*THE REQUEST:* In the copy, keep every record exact and leave out all images.

*EXTRACTED ENTRIES:*
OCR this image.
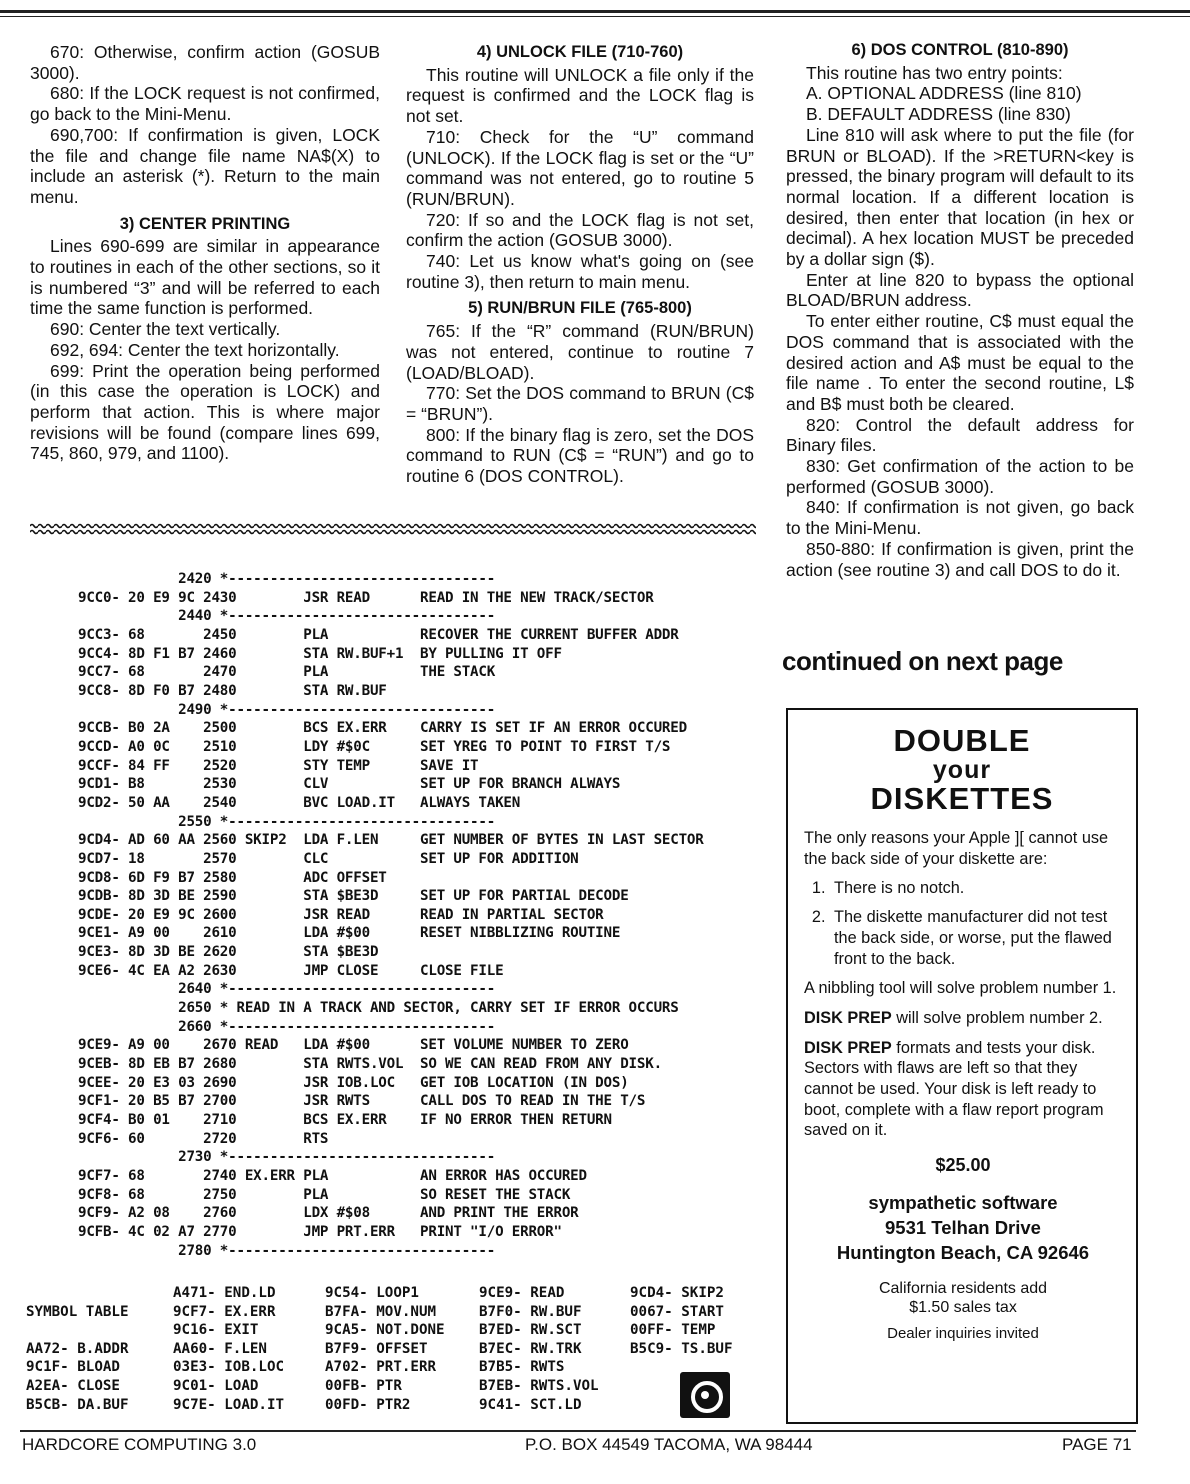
670: Otherwise, confirm action (GOSUB 3000).

680: If the LOCK request is not confirmed, go back to the Mini-Menu.

690,700: If confirmation is given, LOCK the file and change file name NA$(X) to include an asterisk (*). Return to the main menu.

3) CENTER PRINTING

Lines 690-699 are similar in appearance to routines in each of the other sections, so it is numbered “3” and will be referred to each time the same function is performed.

690: Center the text vertically.

692, 694: Center the text horizontally.

699: Print the operation being performed (in this case the operation is LOCK) and perform that action. This is where major revisions will be found (compare lines 699, 745, 860, 979, and 1100).

4) UNLOCK FILE (710-760)

This routine will UNLOCK a file only if the request is confirmed and the LOCK flag is not set.

710: Check for the “U” command (UNLOCK). If the LOCK flag is set or the “U” command was not entered, go to routine 5 (RUN/BRUN).

720: If so and the LOCK flag is not set, confirm the action (GOSUB 3000).

740: Let us know what's going on (see routine 3), then return to main menu.

5) RUN/BRUN FILE (765-800)

765: If the “R” command (RUN/BRUN) was not entered, continue to routine 7 (LOAD/BLOAD).

770: Set the DOS command to BRUN (C$ = “BRUN”).

800: If the binary flag is zero, set the DOS command to RUN (C$ = “RUN”) and go to routine 6 (DOS CONTROL).

6) DOS CONTROL (810-890)

This routine has two entry points:

A. OPTIONAL ADDRESS (line 810)

B. DEFAULT ADDRESS (line 830)

Line 810 will ask where to put the file (for BRUN or BLOAD). If the >RETURN<key is pressed, the binary program will default to its normal location. If a different location is desired, then enter that location (in hex or decimal). A hex location MUST be preceded by a dollar sign ($).

Enter at line 820 to bypass the optional BLOAD/BRUN address.

To enter either routine, C$ must equal the DOS command that is associated with the desired action and A$ must be equal to the file name . To enter the second routine, L$ and B$ must both be cleared.

820: Control the default address for Binary files.

830: Get confirmation of the action to be performed (GOSUB 3000).

840: If confirmation is not given, go back to the Mini-Menu.

850-880: If confirmation is given, print the action (see routine 3) and call DOS to do it.

continued on next page
2420 *--------------------------------
9CC0- 20 E9 9C 2430        JSR READ      READ IN THE NEW TRACK/SECTOR
2440 *--------------------------------
9CC3- 68       2450        PLA           RECOVER THE CURRENT BUFFER ADDR
9CC4- 8D F1 B7 2460        STA RW.BUF+1  BY PULLING IT OFF
9CC7- 68       2470        PLA           THE STACK
9CC8- 8D F0 B7 2480        STA RW.BUF
2490 *--------------------------------
9CCB- B0 2A    2500        BCS EX.ERR    CARRY IS SET IF AN ERROR OCCURED
9CCD- A0 0C    2510        LDY #$0C      SET YREG TO POINT TO FIRST T/S
9CCF- 84 FF    2520        STY TEMP      SAVE IT
9CD1- B8       2530        CLV           SET UP FOR BRANCH ALWAYS
9CD2- 50 AA    2540        BVC LOAD.IT   ALWAYS TAKEN
2550 *--------------------------------
9CD4- AD 60 AA 2560 SKIP2  LDA F.LEN     GET NUMBER OF BYTES IN LAST SECTOR
9CD7- 18       2570        CLC           SET UP FOR ADDITION
9CD8- 6D F9 B7 2580        ADC OFFSET
9CDB- 8D 3D BE 2590        STA $BE3D     SET UP FOR PARTIAL DECODE
9CDE- 20 E9 9C 2600        JSR READ      READ IN PARTIAL SECTOR
9CE1- A9 00    2610        LDA #$00      RESET NIBBLIZING ROUTINE
9CE3- 8D 3D BE 2620        STA $BE3D
9CE6- 4C EA A2 2630        JMP CLOSE     CLOSE FILE
2640 *--------------------------------
2650 * READ IN A TRACK AND SECTOR, CARRY SET IF ERROR OCCURS
2660 *--------------------------------
9CE9- A9 00    2670 READ   LDA #$00      SET VOLUME NUMBER TO ZERO
9CEB- 8D EB B7 2680        STA RWTS.VOL  SO WE CAN READ FROM ANY DISK.
9CEE- 20 E3 03 2690        JSR IOB.LOC   GET IOB LOCATION (IN DOS)
9CF1- 20 B5 B7 2700        JSR RWTS      CALL DOS TO READ IN THE T/S
9CF4- B0 01    2710        BCS EX.ERR    IF NO ERROR THEN RETURN
9CF6- 60       2720        RTS
2730 *--------------------------------
9CF7- 68       2740 EX.ERR PLA           AN ERROR HAS OCCURED
9CF8- 68       2750        PLA           SO RESET THE STACK
9CF9- A2 08    2760        LDX #$08      AND PRINT THE ERROR
9CFB- 4C 02 A7 2770        JMP PRT.ERR   PRINT "I/O ERROR"
2780 *--------------------------------
SYMBOL TABLE

AA72- B.ADDR
9C1F- BLOAD
A2EA- CLOSE
B5CB- DA.BUF
A471- END.LD
9CF7- EX.ERR
9C16- EXIT
AA60- F.LEN
03E3- IOB.LOC
9C01- LOAD
9C7E- LOAD.IT
9C54- LOOP1
B7FA- MOV.NUM
9CA5- NOT.DONE
B7F9- OFFSET
A702- PRT.ERR
00FB- PTR
00FD- PTR2
9CE9- READ
B7F0- RW.BUF
B7ED- RW.SCT
B7EC- RW.TRK
B7B5- RWTS
B7EB- RWTS.VOL
9C41- SCT.LD
9CD4- SKIP2
0067- START
00FF- TEMP
B5C9- TS.BUF
DOUBLE
your
DISKETTES

The only reasons your Apple ][ cannot use the back side of your diskette are:

1. There is no notch.
2. The diskette manufacturer did not test the back side, or worse, put the flawed front to the back.

A nibbling tool will solve problem number 1.

DISK PREP will solve problem number 2.

DISK PREP formats and tests your disk. Sectors with flaws are left so that they cannot be used. Your disk is left ready to boot, complete with a flaw report program saved on it.

$25.00
sympathetic software
9531 Telhan Drive
Huntington Beach, CA 92646
California residents add
$1.50 sales tax
Dealer inquiries invited
HARDCORE COMPUTING 3.0	P.O. BOX 44549 TACOMA, WA 98444	PAGE 71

*WRITTEN ANSWER:*
OCR this image.
670: Otherwise, confirm action (GOSUB 3000).

680: If the LOCK request is not confirmed, go back to the Mini-Menu.

690,700: If confirmation is given, LOCK the file and change file name NA$(X) to include an asterisk (*). Return to the main menu.

3) CENTER PRINTING

Lines 690-699 are similar in appearance to routines in each of the other sections, so it is numbered “3” and will be referred to each time the same function is performed.

690: Center the text vertically.

692, 694: Center the text horizontally.

699: Print the operation being performed (in this case the operation is LOCK) and perform that action. This is where major revisions will be found (compare lines 699, 745, 860, 979, and 1100).

4) UNLOCK FILE (710-760)

This routine will UNLOCK a file only if the request is confirmed and the LOCK flag is not set.

710: Check for the “U” command (UNLOCK). If the LOCK flag is set or the “U” command was not entered, go to routine 5 (RUN/BRUN).

720: If so and the LOCK flag is not set, confirm the action (GOSUB 3000).

740: Let us know what's going on (see routine 3), then return to main menu.

5) RUN/BRUN FILE (765-800)

765: If the “R” command (RUN/BRUN) was not entered, continue to routine 7 (LOAD/BLOAD).

770: Set the DOS command to BRUN (C$ = “BRUN”).

800: If the binary flag is zero, set the DOS command to RUN (C$ = “RUN”) and go to routine 6 (DOS CONTROL).

6) DOS CONTROL (810-890)

This routine has two entry points:

A. OPTIONAL ADDRESS (line 810)

B. DEFAULT ADDRESS (line 830)

Line 810 will ask where to put the file (for BRUN or BLOAD). If the >RETURN<key is pressed, the binary program will default to its normal location. If a different location is desired, then enter that location (in hex or decimal). A hex location MUST be preceded by a dollar sign ($).

Enter at line 820 to bypass the optional BLOAD/BRUN address.

To enter either routine, C$ must equal the DOS command that is associated with the desired action and A$ must be equal to the file name . To enter the second routine, L$ and B$ must both be cleared.

820: Control the default address for Binary files.

830: Get confirmation of the action to be performed (GOSUB 3000).

840: If confirmation is not given, go back to the Mini-Menu.

850-880: If confirmation is given, print the action (see routine 3) and call DOS to do it.

continued on next page
2420 *--------------------------------
9CC0- 20 E9 9C 2430        JSR READ      READ IN THE NEW TRACK/SECTOR
2440 *--------------------------------
9CC3- 68       2450        PLA           RECOVER THE CURRENT BUFFER ADDR
9CC4- 8D F1 B7 2460        STA RW.BUF+1  BY PULLING IT OFF
9CC7- 68       2470        PLA           THE STACK
9CC8- 8D F0 B7 2480        STA RW.BUF
2490 *--------------------------------
9CCB- B0 2A    2500        BCS EX.ERR    CARRY IS SET IF AN ERROR OCCURED
9CCD- A0 0C    2510        LDY #$0C      SET YREG TO POINT TO FIRST T/S
9CCF- 84 FF    2520        STY TEMP      SAVE IT
9CD1- B8       2530        CLV           SET UP FOR BRANCH ALWAYS
9CD2- 50 AA    2540        BVC LOAD.IT   ALWAYS TAKEN
2550 *--------------------------------
9CD4- AD 60 AA 2560 SKIP2  LDA F.LEN     GET NUMBER OF BYTES IN LAST SECTOR
9CD7- 18       2570        CLC           SET UP FOR ADDITION
9CD8- 6D F9 B7 2580        ADC OFFSET
9CDB- 8D 3D BE 2590        STA $BE3D     SET UP FOR PARTIAL DECODE
9CDE- 20 E9 9C 2600        JSR READ      READ IN PARTIAL SECTOR
9CE1- A9 00    2610        LDA #$00      RESET NIBBLIZING ROUTINE
9CE3- 8D 3D BE 2620        STA $BE3D
9CE6- 4C EA A2 2630        JMP CLOSE     CLOSE FILE
2640 *--------------------------------
2650 * READ IN A TRACK AND SECTOR, CARRY SET IF ERROR OCCURS
2660 *--------------------------------
9CE9- A9 00    2670 READ   LDA #$00      SET VOLUME NUMBER TO ZERO
9CEB- 8D EB B7 2680        STA RWTS.VOL  SO WE CAN READ FROM ANY DISK.
9CEE- 20 E3 03 2690        JSR IOB.LOC   GET IOB LOCATION (IN DOS)
9CF1- 20 B5 B7 2700        JSR RWTS      CALL DOS TO READ IN THE T/S
9CF4- B0 01    2710        BCS EX.ERR    IF NO ERROR THEN RETURN
9CF6- 60       2720        RTS
2730 *--------------------------------
9CF7- 68       2740 EX.ERR PLA           AN ERROR HAS OCCURED
9CF8- 68       2750        PLA           SO RESET THE STACK
9CF9- A2 08    2760        LDX #$08      AND PRINT THE ERROR
9CFB- 4C 02 A7 2770        JMP PRT.ERR   PRINT "I/O ERROR"
2780 *--------------------------------
SYMBOL TABLE

AA72- B.ADDR
9C1F- BLOAD
A2EA- CLOSE
B5CB- DA.BUF
A471- END.LD
9CF7- EX.ERR
9C16- EXIT
AA60- F.LEN
03E3- IOB.LOC
9C01- LOAD
9C7E- LOAD.IT
9C54- LOOP1
B7FA- MOV.NUM
9CA5- NOT.DONE
B7F9- OFFSET
A702- PRT.ERR
00FB- PTR
00FD- PTR2
9CE9- READ
B7F0- RW.BUF
B7ED- RW.SCT
B7EC- RW.TRK
B7B5- RWTS
B7EB- RWTS.VOL
9C41- SCT.LD
9CD4- SKIP2
0067- START
00FF- TEMP
B5C9- TS.BUF
DOUBLE
your
DISKETTES

The only reasons your Apple ][ cannot use the back side of your diskette are:

1. There is no notch.
2. The diskette manufacturer did not test the back side, or worse, put the flawed front to the back.

A nibbling tool will solve problem number 1.

DISK PREP will solve problem number 2.

DISK PREP formats and tests your disk. Sectors with flaws are left so that they cannot be used. Your disk is left ready to boot, complete with a flaw report program saved on it.

$25.00
sympathetic software
9531 Telhan Drive
Huntington Beach, CA 92646
California residents add
$1.50 sales tax
Dealer inquiries invited
HARDCORE COMPUTING 3.0	P.O. BOX 44549 TACOMA, WA 98444	PAGE 71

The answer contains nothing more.